▸ GOAL OF THE EXERCISE
Gather, from the listing beneath this task, every line holding the string "name".

+===+

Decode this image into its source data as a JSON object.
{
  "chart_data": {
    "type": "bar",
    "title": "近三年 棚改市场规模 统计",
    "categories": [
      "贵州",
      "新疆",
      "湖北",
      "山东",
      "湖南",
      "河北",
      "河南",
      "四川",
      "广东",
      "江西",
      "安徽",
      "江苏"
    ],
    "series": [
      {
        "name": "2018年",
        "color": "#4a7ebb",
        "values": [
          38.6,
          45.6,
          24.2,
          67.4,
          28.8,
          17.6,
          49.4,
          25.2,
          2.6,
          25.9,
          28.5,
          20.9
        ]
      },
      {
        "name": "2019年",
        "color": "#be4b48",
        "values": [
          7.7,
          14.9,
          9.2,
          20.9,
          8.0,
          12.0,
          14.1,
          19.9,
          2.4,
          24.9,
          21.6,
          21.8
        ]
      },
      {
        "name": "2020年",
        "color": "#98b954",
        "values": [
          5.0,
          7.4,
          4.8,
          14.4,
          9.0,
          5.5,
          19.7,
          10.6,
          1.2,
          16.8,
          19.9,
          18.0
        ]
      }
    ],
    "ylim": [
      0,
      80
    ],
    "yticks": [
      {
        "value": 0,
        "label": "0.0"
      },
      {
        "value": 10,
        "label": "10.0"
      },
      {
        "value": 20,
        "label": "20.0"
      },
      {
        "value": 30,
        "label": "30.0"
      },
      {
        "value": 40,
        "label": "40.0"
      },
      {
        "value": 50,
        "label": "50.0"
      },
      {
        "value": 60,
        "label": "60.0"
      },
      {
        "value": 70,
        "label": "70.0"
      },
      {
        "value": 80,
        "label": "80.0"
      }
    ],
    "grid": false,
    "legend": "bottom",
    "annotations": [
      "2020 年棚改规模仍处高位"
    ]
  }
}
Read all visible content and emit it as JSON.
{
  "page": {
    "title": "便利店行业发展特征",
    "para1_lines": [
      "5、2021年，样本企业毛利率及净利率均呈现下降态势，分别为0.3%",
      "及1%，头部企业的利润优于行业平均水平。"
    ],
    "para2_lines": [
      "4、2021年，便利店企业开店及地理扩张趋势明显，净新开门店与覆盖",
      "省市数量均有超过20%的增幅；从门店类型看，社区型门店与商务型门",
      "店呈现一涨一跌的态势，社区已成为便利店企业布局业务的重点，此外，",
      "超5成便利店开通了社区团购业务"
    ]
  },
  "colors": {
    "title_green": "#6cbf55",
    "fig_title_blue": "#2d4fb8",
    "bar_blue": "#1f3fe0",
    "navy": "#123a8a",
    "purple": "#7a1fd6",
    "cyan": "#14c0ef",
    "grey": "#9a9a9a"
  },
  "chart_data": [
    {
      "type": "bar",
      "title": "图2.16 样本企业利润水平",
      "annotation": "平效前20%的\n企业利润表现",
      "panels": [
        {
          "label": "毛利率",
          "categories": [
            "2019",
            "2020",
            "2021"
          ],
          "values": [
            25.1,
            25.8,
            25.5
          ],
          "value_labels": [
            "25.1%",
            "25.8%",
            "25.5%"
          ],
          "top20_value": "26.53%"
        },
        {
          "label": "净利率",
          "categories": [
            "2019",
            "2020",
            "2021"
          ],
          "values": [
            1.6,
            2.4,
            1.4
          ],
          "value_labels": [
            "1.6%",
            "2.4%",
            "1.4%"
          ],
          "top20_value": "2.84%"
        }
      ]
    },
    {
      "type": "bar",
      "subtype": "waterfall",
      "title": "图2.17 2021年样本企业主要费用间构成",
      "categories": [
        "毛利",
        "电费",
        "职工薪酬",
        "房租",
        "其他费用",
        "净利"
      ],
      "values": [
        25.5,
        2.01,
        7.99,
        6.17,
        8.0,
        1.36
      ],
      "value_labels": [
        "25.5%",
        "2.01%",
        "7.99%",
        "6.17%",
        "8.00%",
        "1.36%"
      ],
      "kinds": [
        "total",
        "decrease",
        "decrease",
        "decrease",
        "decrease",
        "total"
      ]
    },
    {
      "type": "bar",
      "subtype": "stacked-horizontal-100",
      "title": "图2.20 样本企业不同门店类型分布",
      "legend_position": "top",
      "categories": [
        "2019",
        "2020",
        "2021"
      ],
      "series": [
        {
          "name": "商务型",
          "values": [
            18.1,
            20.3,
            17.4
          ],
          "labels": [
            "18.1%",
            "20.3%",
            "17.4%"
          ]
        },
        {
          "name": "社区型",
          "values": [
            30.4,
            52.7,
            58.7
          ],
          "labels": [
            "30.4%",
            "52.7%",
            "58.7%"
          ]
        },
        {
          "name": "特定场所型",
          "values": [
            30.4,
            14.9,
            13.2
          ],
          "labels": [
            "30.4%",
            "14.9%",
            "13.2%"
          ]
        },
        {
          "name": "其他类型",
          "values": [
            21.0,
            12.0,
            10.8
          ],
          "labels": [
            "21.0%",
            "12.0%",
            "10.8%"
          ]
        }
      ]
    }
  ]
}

+===+

▸ SOLUTION TO THIS EXERCISE
        "name": "2018年",
        "name": "2019年",
        "name": "2020年",
          "name": "商务型",
          "name": "社区型",
          "name": "特定场所型",
          "name": "其他类型",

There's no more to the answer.